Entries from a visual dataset
★ ★ ★ ★ ★ ★ ★

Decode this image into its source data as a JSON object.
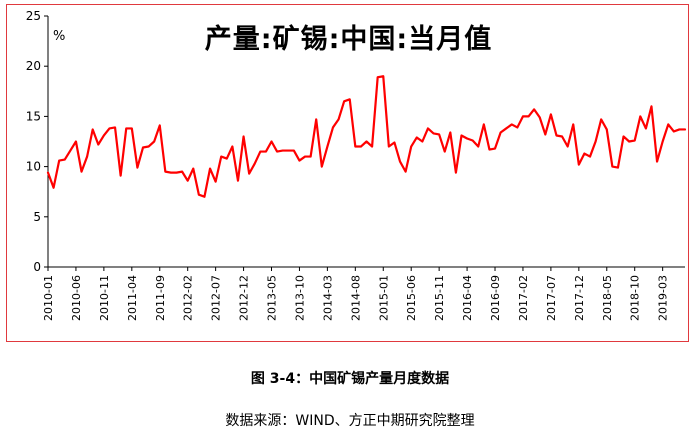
{
  "chart_data": {
    "type": "line",
    "title": "产量:矿锡:中国:当月值",
    "unit": "%",
    "ylim": [
      0,
      25
    ],
    "yticks": [
      0,
      5,
      10,
      15,
      20,
      25
    ],
    "x_tick_labels": [
      "2010-01",
      "2010-06",
      "2010-11",
      "2011-04",
      "2011-09",
      "2012-02",
      "2012-07",
      "2012-12",
      "2013-05",
      "2013-10",
      "2014-03",
      "2014-08",
      "2015-01",
      "2015-06",
      "2015-11",
      "2016-04",
      "2016-09",
      "2017-02",
      "2017-07",
      "2017-12",
      "2018-05",
      "2018-10",
      "2019-03"
    ],
    "x_start": "2010-01",
    "grid": false,
    "legend": "none",
    "line_color": "#ff0000",
    "series": [
      {
        "values": [
          9.4,
          7.9,
          10.6,
          10.7,
          11.6,
          12.5,
          9.5,
          11.0,
          13.7,
          12.2,
          13.1,
          13.8,
          13.9,
          9.1,
          13.8,
          13.8,
          9.9,
          11.9,
          12.0,
          12.5,
          14.1,
          9.5,
          9.4,
          9.4,
          9.5,
          8.6,
          9.8,
          7.2,
          7.0,
          9.8,
          8.5,
          11.0,
          10.8,
          12.0,
          8.6,
          13.0,
          9.3,
          10.3,
          11.5,
          11.5,
          12.5,
          11.5,
          11.6,
          11.6,
          11.6,
          10.6,
          11.0,
          11.0,
          14.7,
          10.0,
          12.0,
          13.9,
          14.7,
          16.5,
          16.7,
          12.0,
          12.0,
          12.5,
          12.0,
          18.9,
          19.0,
          12.0,
          12.4,
          10.5,
          9.5,
          12.0,
          12.9,
          12.5,
          13.8,
          13.3,
          13.2,
          11.5,
          13.4,
          9.4,
          13.1,
          12.8,
          12.6,
          12.0,
          14.2,
          11.7,
          11.8,
          13.4,
          13.8,
          14.2,
          13.9,
          15.0,
          15.0,
          15.7,
          14.9,
          13.2,
          15.2,
          13.1,
          13.0,
          12.0,
          14.2,
          10.2,
          11.3,
          11.0,
          12.5,
          14.7,
          13.7,
          10.0,
          9.9,
          13.0,
          12.5,
          12.6,
          15.0,
          13.8,
          16.0,
          10.5,
          12.5,
          14.2,
          13.5,
          13.7,
          13.7
        ]
      }
    ]
  },
  "caption": "图 3-4：中国矿锡产量月度数据",
  "source": "数据来源：WIND、方正中期研究院整理"
}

★ ★ ★ ★ ★ ★ ★

WRITTEN EXERCISE:
All of the records need repeating exactly, except for the pictures.

WORKED SOLUTION:
Decode this image into its source data as a JSON object.
{
  "chart_data": {
    "type": "line",
    "title": "产量:矿锡:中国:当月值",
    "unit": "%",
    "ylim": [
      0,
      25
    ],
    "yticks": [
      0,
      5,
      10,
      15,
      20,
      25
    ],
    "x_tick_labels": [
      "2010-01",
      "2010-06",
      "2010-11",
      "2011-04",
      "2011-09",
      "2012-02",
      "2012-07",
      "2012-12",
      "2013-05",
      "2013-10",
      "2014-03",
      "2014-08",
      "2015-01",
      "2015-06",
      "2015-11",
      "2016-04",
      "2016-09",
      "2017-02",
      "2017-07",
      "2017-12",
      "2018-05",
      "2018-10",
      "2019-03"
    ],
    "x_start": "2010-01",
    "grid": false,
    "legend": "none",
    "line_color": "#ff0000",
    "series": [
      {
        "values": [
          9.4,
          7.9,
          10.6,
          10.7,
          11.6,
          12.5,
          9.5,
          11.0,
          13.7,
          12.2,
          13.1,
          13.8,
          13.9,
          9.1,
          13.8,
          13.8,
          9.9,
          11.9,
          12.0,
          12.5,
          14.1,
          9.5,
          9.4,
          9.4,
          9.5,
          8.6,
          9.8,
          7.2,
          7.0,
          9.8,
          8.5,
          11.0,
          10.8,
          12.0,
          8.6,
          13.0,
          9.3,
          10.3,
          11.5,
          11.5,
          12.5,
          11.5,
          11.6,
          11.6,
          11.6,
          10.6,
          11.0,
          11.0,
          14.7,
          10.0,
          12.0,
          13.9,
          14.7,
          16.5,
          16.7,
          12.0,
          12.0,
          12.5,
          12.0,
          18.9,
          19.0,
          12.0,
          12.4,
          10.5,
          9.5,
          12.0,
          12.9,
          12.5,
          13.8,
          13.3,
          13.2,
          11.5,
          13.4,
          9.4,
          13.1,
          12.8,
          12.6,
          12.0,
          14.2,
          11.7,
          11.8,
          13.4,
          13.8,
          14.2,
          13.9,
          15.0,
          15.0,
          15.7,
          14.9,
          13.2,
          15.2,
          13.1,
          13.0,
          12.0,
          14.2,
          10.2,
          11.3,
          11.0,
          12.5,
          14.7,
          13.7,
          10.0,
          9.9,
          13.0,
          12.5,
          12.6,
          15.0,
          13.8,
          16.0,
          10.5,
          12.5,
          14.2,
          13.5,
          13.7,
          13.7
        ]
      }
    ]
  },
  "caption": "图 3-4：中国矿锡产量月度数据",
  "source": "数据来源：WIND、方正中期研究院整理"
}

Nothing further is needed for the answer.